(Stored entries)
________________________________________
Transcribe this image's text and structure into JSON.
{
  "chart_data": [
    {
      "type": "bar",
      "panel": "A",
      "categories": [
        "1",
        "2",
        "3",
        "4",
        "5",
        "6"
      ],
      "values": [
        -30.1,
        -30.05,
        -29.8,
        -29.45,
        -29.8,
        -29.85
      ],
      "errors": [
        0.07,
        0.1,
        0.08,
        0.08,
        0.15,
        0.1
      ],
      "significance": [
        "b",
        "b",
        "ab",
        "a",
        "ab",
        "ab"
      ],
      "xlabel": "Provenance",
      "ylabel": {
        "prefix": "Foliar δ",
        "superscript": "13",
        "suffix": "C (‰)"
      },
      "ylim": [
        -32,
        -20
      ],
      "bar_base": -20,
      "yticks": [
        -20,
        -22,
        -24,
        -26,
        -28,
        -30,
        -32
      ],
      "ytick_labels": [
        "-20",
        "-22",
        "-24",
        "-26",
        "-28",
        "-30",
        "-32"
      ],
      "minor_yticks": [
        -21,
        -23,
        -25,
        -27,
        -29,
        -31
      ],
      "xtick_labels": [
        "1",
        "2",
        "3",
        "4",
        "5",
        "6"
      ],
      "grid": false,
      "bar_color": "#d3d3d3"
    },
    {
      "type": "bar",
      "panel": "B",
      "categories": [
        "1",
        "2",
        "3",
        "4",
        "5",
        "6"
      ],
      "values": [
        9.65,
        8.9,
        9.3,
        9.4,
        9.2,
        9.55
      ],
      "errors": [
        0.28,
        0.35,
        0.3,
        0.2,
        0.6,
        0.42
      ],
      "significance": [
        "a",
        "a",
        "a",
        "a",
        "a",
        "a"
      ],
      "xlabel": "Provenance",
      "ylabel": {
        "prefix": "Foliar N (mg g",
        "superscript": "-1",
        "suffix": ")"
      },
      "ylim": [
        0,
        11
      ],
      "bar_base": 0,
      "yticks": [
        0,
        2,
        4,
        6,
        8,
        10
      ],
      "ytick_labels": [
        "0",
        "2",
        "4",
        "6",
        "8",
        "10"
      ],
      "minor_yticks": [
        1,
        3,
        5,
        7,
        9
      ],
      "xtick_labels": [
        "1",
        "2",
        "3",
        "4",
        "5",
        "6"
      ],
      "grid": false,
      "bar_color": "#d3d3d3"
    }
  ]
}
________________________________________
SET EXERCISE: Restate the listing in full, word for word.

RESULT OF THE EXERCISE:
Transcribe this image's text and structure into JSON.
{
  "chart_data": [
    {
      "type": "bar",
      "panel": "A",
      "categories": [
        "1",
        "2",
        "3",
        "4",
        "5",
        "6"
      ],
      "values": [
        -30.1,
        -30.05,
        -29.8,
        -29.45,
        -29.8,
        -29.85
      ],
      "errors": [
        0.07,
        0.1,
        0.08,
        0.08,
        0.15,
        0.1
      ],
      "significance": [
        "b",
        "b",
        "ab",
        "a",
        "ab",
        "ab"
      ],
      "xlabel": "Provenance",
      "ylabel": {
        "prefix": "Foliar δ",
        "superscript": "13",
        "suffix": "C (‰)"
      },
      "ylim": [
        -32,
        -20
      ],
      "bar_base": -20,
      "yticks": [
        -20,
        -22,
        -24,
        -26,
        -28,
        -30,
        -32
      ],
      "ytick_labels": [
        "-20",
        "-22",
        "-24",
        "-26",
        "-28",
        "-30",
        "-32"
      ],
      "minor_yticks": [
        -21,
        -23,
        -25,
        -27,
        -29,
        -31
      ],
      "xtick_labels": [
        "1",
        "2",
        "3",
        "4",
        "5",
        "6"
      ],
      "grid": false,
      "bar_color": "#d3d3d3"
    },
    {
      "type": "bar",
      "panel": "B",
      "categories": [
        "1",
        "2",
        "3",
        "4",
        "5",
        "6"
      ],
      "values": [
        9.65,
        8.9,
        9.3,
        9.4,
        9.2,
        9.55
      ],
      "errors": [
        0.28,
        0.35,
        0.3,
        0.2,
        0.6,
        0.42
      ],
      "significance": [
        "a",
        "a",
        "a",
        "a",
        "a",
        "a"
      ],
      "xlabel": "Provenance",
      "ylabel": {
        "prefix": "Foliar N (mg g",
        "superscript": "-1",
        "suffix": ")"
      },
      "ylim": [
        0,
        11
      ],
      "bar_base": 0,
      "yticks": [
        0,
        2,
        4,
        6,
        8,
        10
      ],
      "ytick_labels": [
        "0",
        "2",
        "4",
        "6",
        "8",
        "10"
      ],
      "minor_yticks": [
        1,
        3,
        5,
        7,
        9
      ],
      "xtick_labels": [
        "1",
        "2",
        "3",
        "4",
        "5",
        "6"
      ],
      "grid": false,
      "bar_color": "#d3d3d3"
    }
  ]
}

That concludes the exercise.